>> START Reading text
The power of yield (return)
Yield is one of the coolest, yet underused, new .NET 2.0 features that you may not be familiar with. Yes, I'm talking about a 2.0 feature - even though 3.5 just came out, it is my experience that a large number of developers have still not embraced all that 2.0 gave us. Hopefully this article will help make this powerful, yet initially confusing, feature more approachable.
Some background facts
When you "foreach" over an object (array, collection, etc), it must implement IEnumerable or IEnumerable<T> - the generic version which returns strongly typed objects (for the rest of this article, I'll just refer to IEnumerable).
All arrays, and most collections (ArrayList, List<T>) implement IEnumerable, which is why you can "foreach" over them.
If ALL you need to do to a collection is cycle through its members - you only need to reference it as an IEnumerable. That explains why the following code is perfectly valid:
IEnumerable<int> numbers = new int[] { 1, 2, 3 }; foreach (int i in numbers) { Console.WriteLine(i); }
It is always better to depend on abstract types (interfaces, abstract base classes) rather than concrete types. This allows you to change the implementation of a method without impacting any of its callers.
Consider this example where CallingMethod gets a set of numbers from MethodBeingCalled. It really doesn't care if it gets an array or a List or whatever. It just does a foreach over it, which means it only needs the functionality exposed by the IEnumerable interface.
public void CallingMethod() { List<int> numbers = MethodBeingCalled(); foreach (int i in numbers) { Console.WriteLine(i); } } private List<int> MethodBeingCalled() { List<int> numbers = new List<int>(); numbers.AddRange(new int[] { 1, 2, 3 }); return numbers; }
The problem with the current design is that the CallingMethod declares the list of numbers List<int>. That is a specific implementation detail. If CallingMethod needed to add more numbers to the list after it was returned from MethodBeingCalled, or if individual numbers were being accessed by their index, then it would make sense to declare it as a List<T> (or better, IList<T>). But it really only needs to cycle through the numbers in order. If MethodBeingCalled wanted to change its implementation to return an int[] instead, it would have to change its signature, and CallingMethod would also have to change. However, if CallingMethod had just declared its local variable as IEnumerable<int> (because that is the only functionality it truly depends on), then it would not have to change if MethodBeingCalled changes - as long as it still returns something that implements IEnumerable<int>.
So what does foreach do? It asks the IEnumerable if it has any items. If so, it gets the next item and uses it within the loop. It then asks the IEnumerable again if it has more items, gets the next one, and so on, until there are no more items. The important thing to note here is that foreach never works with the entire collection all it once - it only deals with one item at a time.
Introducing yield
How can we use all of this information? If you have a method that returns a collection of data, and you can be sure that callers are only going to be interested in looping over each item in the collection, one at a time (which is very common), you can declare your method's return value as IEnumerable<T>.
When you declare your method's return value as IEnumerable<T>, something magic happens: the C# compiler will now let you use the yield keyword within the body! So why does that matter? Because it allows you to take advantage of the way that foreach really works. Remember, foreach will just ask for one value at a time. When it does, it will call into your method - your method will run until it encounters a yield return statement. When it reaches a yield return statement, that value is immediately returned to the caller. In the next iteration of the caller's loop, it will ask again if there is another value, your method will start executing again, but this time it will start on the line after the last yield statement that was run. Yes, you read that right: execution alternates between the calling method and the method being called, all the way through the loop. This is completely different from the normal way that methods interact, where one method gives up control to another method, which doesn't return until it is completely finished executing.
>> END Reading text
>> START Data records
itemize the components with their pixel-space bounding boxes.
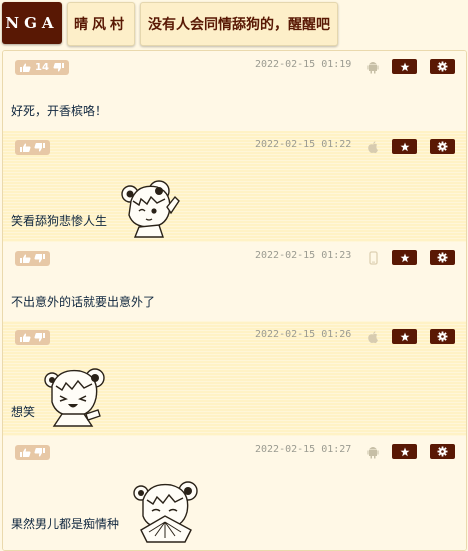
post-item: 2022-02-15 01:26 想笑 — [3, 321, 466, 437]
post-content: 笑看舔狗悲惨人生 — [11, 214, 108, 228]
favorite-button[interactable] — [392, 59, 417, 74]
post-timestamp: 2022-02-15 01:23 — [255, 250, 352, 261]
post-content: 果然男儿都是痴情种 — [11, 517, 120, 531]
thumbs-down-icon — [53, 63, 64, 72]
settings-button[interactable] — [430, 444, 455, 459]
thumbs-down-icon — [34, 143, 45, 152]
thumbs-up-icon — [20, 143, 31, 152]
post-content: 好死，开香槟咯！ — [11, 104, 108, 118]
settings-button[interactable] — [430, 250, 455, 265]
star-icon — [400, 253, 409, 262]
thumbs-up-icon — [20, 333, 31, 342]
thumbs-up-icon — [20, 63, 31, 72]
fan-girl-sticker — [133, 481, 198, 543]
star-icon — [400, 332, 409, 341]
gear-icon — [437, 252, 448, 263]
favorite-button[interactable] — [392, 329, 417, 344]
gear-icon — [437, 61, 448, 72]
settings-button[interactable] — [430, 139, 455, 154]
gear-icon — [437, 331, 448, 342]
site-logo-tab[interactable]: NGA — [2, 2, 62, 44]
post-item: 2022-02-15 01:23 不出意外的话就要出意外了 — [3, 242, 466, 322]
android-icon — [366, 445, 380, 459]
top-navigation-bar: NGA 晴风村 没有人会同情舔狗的，醒醒吧 — [0, 0, 468, 50]
post-content: 想笑 — [11, 405, 36, 419]
thumbs-down-icon — [34, 254, 45, 263]
vote-button[interactable] — [15, 445, 50, 460]
post-item: 2022-02-15 01:22 笑看舔狗悲惨人生 — [3, 131, 466, 243]
laughing-girl-sticker — [44, 368, 105, 427]
vote-count: 14 — [35, 62, 49, 73]
star-icon — [400, 142, 409, 151]
post-timestamp: 2022-02-15 01:22 — [255, 139, 352, 150]
android-icon — [366, 60, 380, 74]
post-timestamp: 2022-02-15 01:27 — [255, 444, 352, 455]
vote-button[interactable]: 14 — [15, 60, 69, 75]
post-timestamp: 2022-02-15 01:26 — [255, 329, 352, 340]
favorite-button[interactable] — [392, 139, 417, 154]
star-icon — [400, 447, 409, 456]
vote-button[interactable] — [15, 330, 50, 345]
gear-icon — [437, 446, 448, 457]
thread-title-tab[interactable]: 没有人会同情舔狗的，醒醒吧 — [140, 2, 338, 46]
post-list: 14 2022-02-15 01:19 好死，开香槟咯！ 2022-02-15 … — [2, 50, 467, 551]
vote-button[interactable] — [15, 140, 50, 155]
mobile-phone-icon — [366, 251, 380, 265]
settings-button[interactable] — [430, 59, 455, 74]
favorite-button[interactable] — [392, 444, 417, 459]
thumbs-down-icon — [34, 448, 45, 457]
post-item: 2022-02-15 01:27 果然男儿都是痴情种 — [3, 436, 466, 550]
thumbs-up-icon — [20, 254, 31, 263]
star-icon — [400, 62, 409, 71]
vote-button[interactable] — [15, 251, 50, 266]
gear-icon — [437, 141, 448, 152]
thumbs-down-icon — [34, 333, 45, 342]
favorite-button[interactable] — [392, 250, 417, 265]
post-timestamp: 2022-02-15 01:19 — [255, 59, 352, 70]
thumbs-up-icon — [20, 448, 31, 457]
winking-girl-sticker — [121, 180, 180, 238]
apple-icon — [366, 140, 380, 154]
post-item: 14 2022-02-15 01:19 好死，开香槟咯！ — [3, 51, 466, 132]
apple-icon — [366, 330, 380, 344]
settings-button[interactable] — [430, 329, 455, 344]
post-content: 不出意外的话就要出意外了 — [11, 295, 156, 309]
forum-tab[interactable]: 晴风村 — [67, 2, 135, 46]
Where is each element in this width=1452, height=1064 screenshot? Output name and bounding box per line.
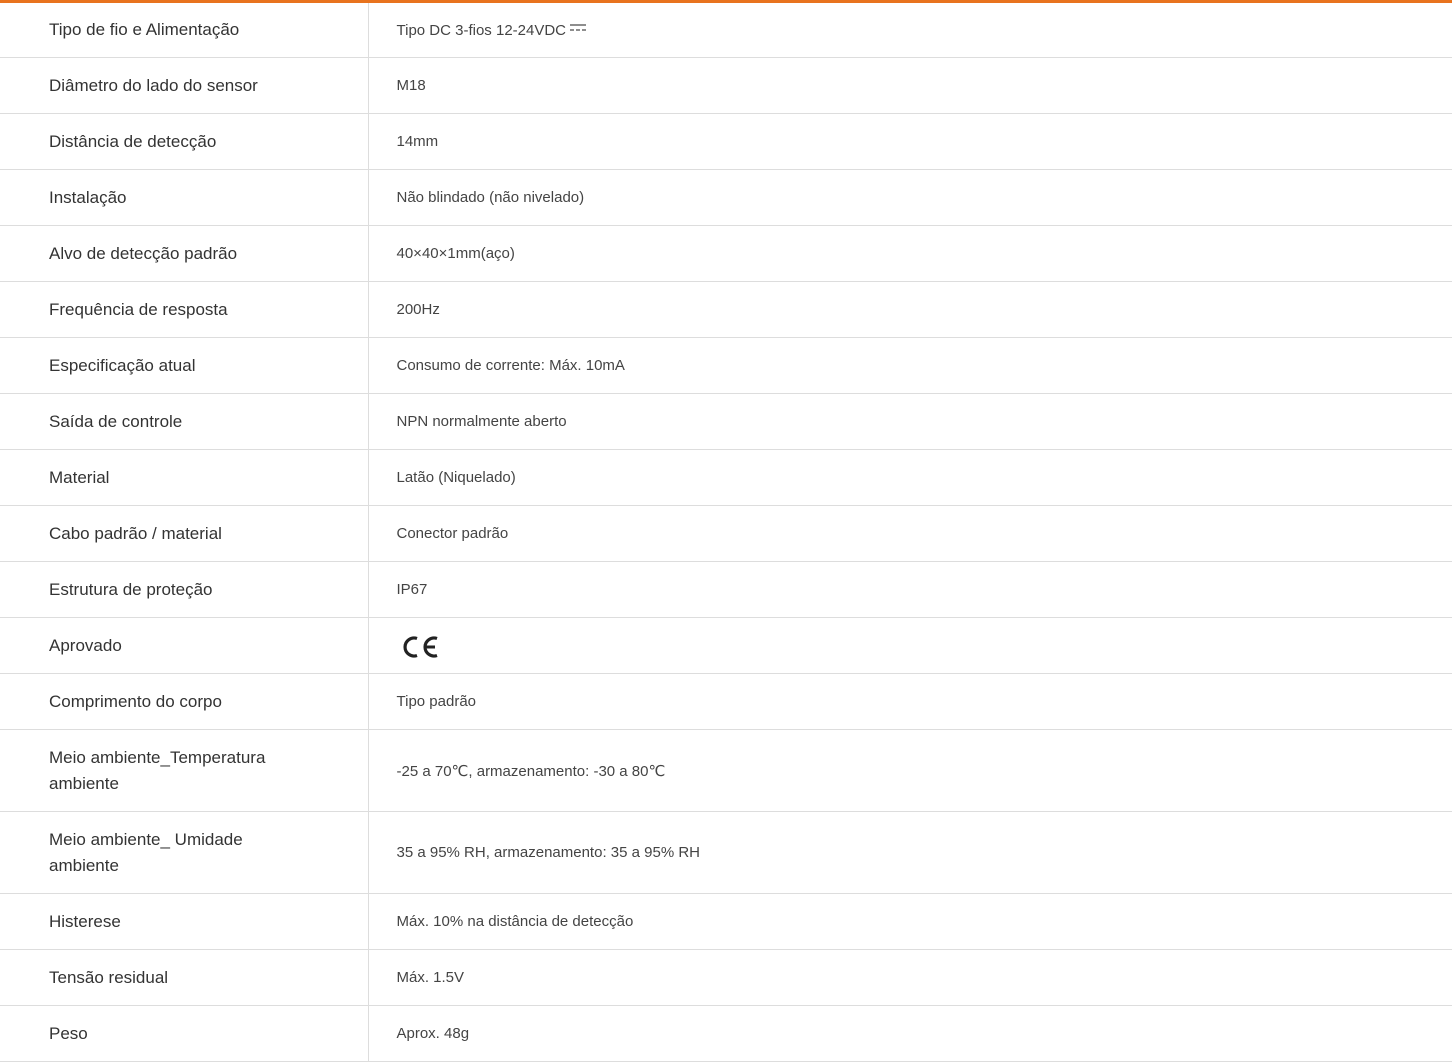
spec-table: Tipo de fio e Alimentação Tipo DC 3-fios… [0, 0, 1452, 1062]
spec-value: Máx. 1.5V [368, 949, 1452, 1006]
spec-value: M18 [368, 57, 1452, 114]
spec-value: Tipo padrão [368, 673, 1452, 730]
table-row: Material Latão (Niquelado) [0, 449, 1452, 506]
table-row: Cabo padrão / material Conector padrão [0, 505, 1452, 562]
spec-label: Estrutura de proteção [0, 561, 369, 618]
spec-value: -25 a 70℃, armazenamento: -30 a 80℃ [368, 729, 1452, 812]
spec-label: Material [0, 449, 369, 506]
spec-label: Alvo de detecção padrão [0, 225, 369, 282]
spec-value: Tipo DC 3-fios 12-24VDC [368, 1, 1452, 58]
spec-value: 200Hz [368, 281, 1452, 338]
table-row: Tipo de fio e Alimentação Tipo DC 3-fios… [0, 1, 1452, 58]
spec-label: Tensão residual [0, 949, 369, 1006]
spec-label: Comprimento do corpo [0, 673, 369, 730]
table-row: Distância de detecção 14mm [0, 113, 1452, 170]
table-row: Frequência de resposta 200Hz [0, 281, 1452, 338]
table-row: Diâmetro do lado do sensor M18 [0, 57, 1452, 114]
table-row: Alvo de detecção padrão 40×40×1mm(aço) [0, 225, 1452, 282]
spec-label: Frequência de resposta [0, 281, 369, 338]
dc-symbol-icon [570, 23, 587, 31]
spec-value: Máx. 10% na distância de detecção [368, 893, 1452, 950]
spec-value: IP67 [368, 561, 1452, 618]
spec-label: Saída de controle [0, 393, 369, 450]
spec-label: Meio ambiente_Temperatura ambiente [0, 729, 369, 812]
spec-value: Não blindado (não nivelado) [368, 169, 1452, 226]
spec-value: 14mm [368, 113, 1452, 170]
spec-label: Tipo de fio e Alimentação [0, 1, 369, 58]
spec-label: Distância de detecção [0, 113, 369, 170]
spec-label: Diâmetro do lado do sensor [0, 57, 369, 114]
spec-value: Consumo de corrente: Máx. 10mA [368, 337, 1452, 394]
table-row: Saída de controle NPN normalmente aberto [0, 393, 1452, 450]
spec-value: Latão (Niquelado) [368, 449, 1452, 506]
spec-label: Instalação [0, 169, 369, 226]
spec-value: 35 a 95% RH, armazenamento: 35 a 95% RH [368, 811, 1452, 894]
ce-mark-icon [402, 635, 438, 658]
spec-value: Conector padrão [368, 505, 1452, 562]
spec-value: Aprox. 48g [368, 1005, 1452, 1062]
spec-value-text: Tipo DC 3-fios 12-24VDC [396, 21, 567, 39]
table-row: Peso Aprox. 48g [0, 1005, 1452, 1062]
spec-value: 40×40×1mm(aço) [368, 225, 1452, 282]
table-row: Estrutura de proteção IP67 [0, 561, 1452, 618]
spec-label: Peso [0, 1005, 369, 1062]
table-row: Instalação Não blindado (não nivelado) [0, 169, 1452, 226]
table-row: Aprovado [0, 617, 1452, 674]
spec-label: Aprovado [0, 617, 369, 674]
spec-label: Especificação atual [0, 337, 369, 394]
table-row: Meio ambiente_ Umidade ambiente 35 a 95%… [0, 811, 1452, 894]
spec-label: Histerese [0, 893, 369, 950]
table-row: Histerese Máx. 10% na distância de detec… [0, 893, 1452, 950]
spec-label: Meio ambiente_ Umidade ambiente [0, 811, 369, 894]
spec-value [368, 617, 1452, 674]
spec-value: NPN normalmente aberto [368, 393, 1452, 450]
table-row: Especificação atual Consumo de corrente:… [0, 337, 1452, 394]
table-row: Tensão residual Máx. 1.5V [0, 949, 1452, 1006]
table-row: Meio ambiente_Temperatura ambiente -25 a… [0, 729, 1452, 812]
table-row: Comprimento do corpo Tipo padrão [0, 673, 1452, 730]
spec-label: Cabo padrão / material [0, 505, 369, 562]
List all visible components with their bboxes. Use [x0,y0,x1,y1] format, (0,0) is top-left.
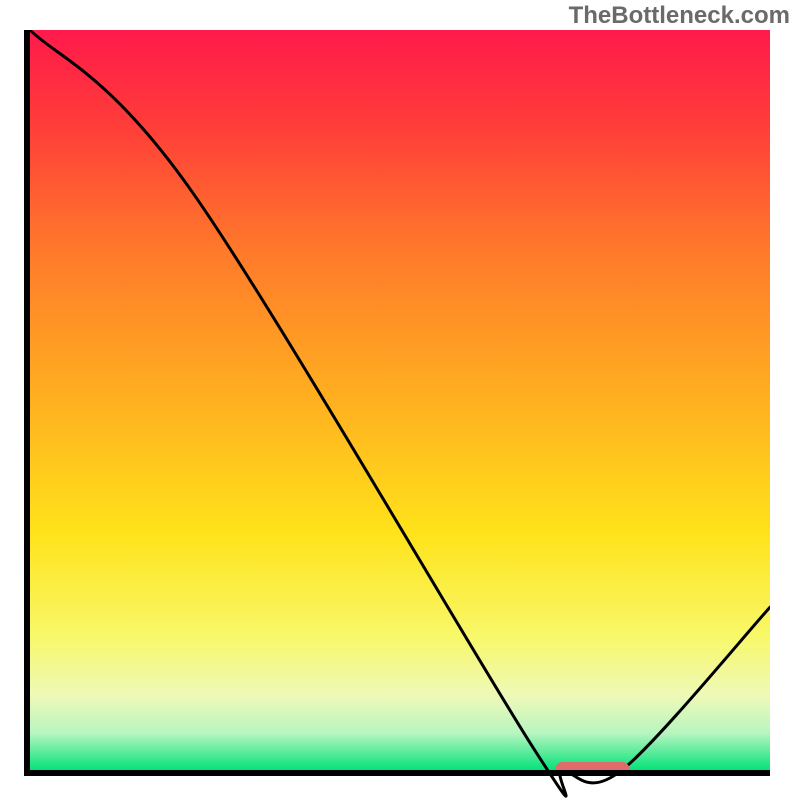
chart-container: { "watermark": "TheBottleneck.com", "cha… [0,0,800,800]
bottleneck-chart [0,0,800,800]
frame-cover-right [770,22,780,778]
watermark-text: TheBottleneck.com [569,2,790,30]
plot-background [30,30,770,770]
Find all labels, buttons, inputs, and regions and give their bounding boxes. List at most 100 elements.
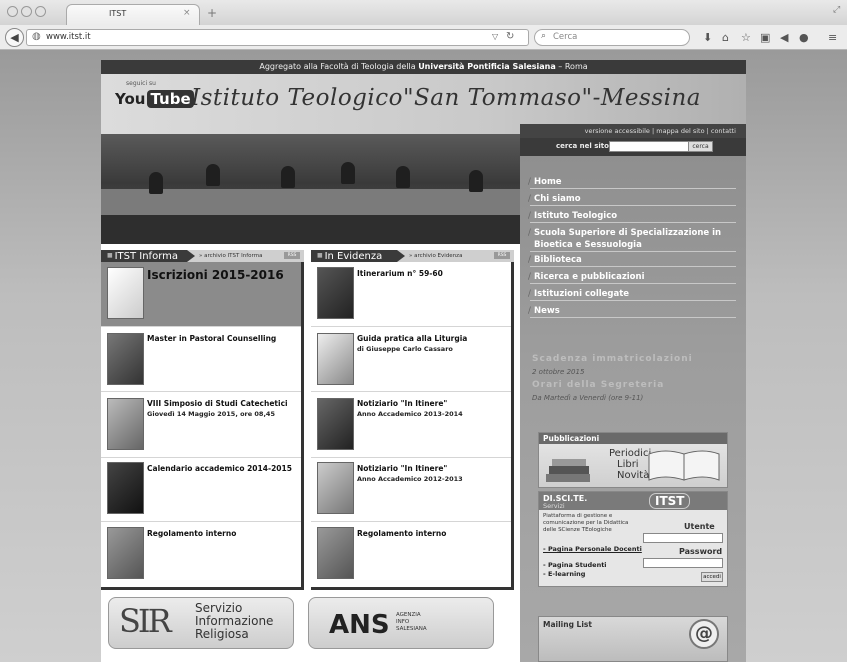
>> END Data records
Please reproduce the part of the yield article that begins at the words "So what does" and ends after "item at a time.".

So what does foreach do? It asks the IEnumerable if it has any items. If so, it gets the next item and uses it within the loop. It then asks the IEnumerable again if it has more items, gets the next one, and so on, until there are no more items. The important thing to note here is that foreach never works with the entire collection all it once - it only deals with one item at a time.